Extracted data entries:
#####

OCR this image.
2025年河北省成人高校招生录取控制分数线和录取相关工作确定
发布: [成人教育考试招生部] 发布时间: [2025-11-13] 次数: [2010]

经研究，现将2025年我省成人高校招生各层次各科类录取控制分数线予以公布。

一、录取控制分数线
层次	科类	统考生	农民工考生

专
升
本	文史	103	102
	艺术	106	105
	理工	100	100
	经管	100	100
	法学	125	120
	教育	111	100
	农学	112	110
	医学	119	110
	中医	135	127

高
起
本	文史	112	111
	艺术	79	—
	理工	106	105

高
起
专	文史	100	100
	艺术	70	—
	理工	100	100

#####

WHAT THE TASK REQUIRES:
Copy out the whole listing exactly; please set it all down.

RESULT OF THIS TASK:
OCR this image.
2025年河北省成人高校招生录取控制分数线和录取相关工作确定
发布: [成人教育考试招生部] 发布时间: [2025-11-13] 次数: [2010]

经研究，现将2025年我省成人高校招生各层次各科类录取控制分数线予以公布。

一、录取控制分数线
层次	科类	统考生	农民工考生

专
升
本	文史	103	102
	艺术	106	105
	理工	100	100
	经管	100	100
	法学	125	120
	教育	111	100
	农学	112	110
	医学	119	110
	中医	135	127

高
起
本	文史	112	111
	艺术	79	—
	理工	106	105

高
起
专	文史	100	100
	艺术	70	—
	理工	100	100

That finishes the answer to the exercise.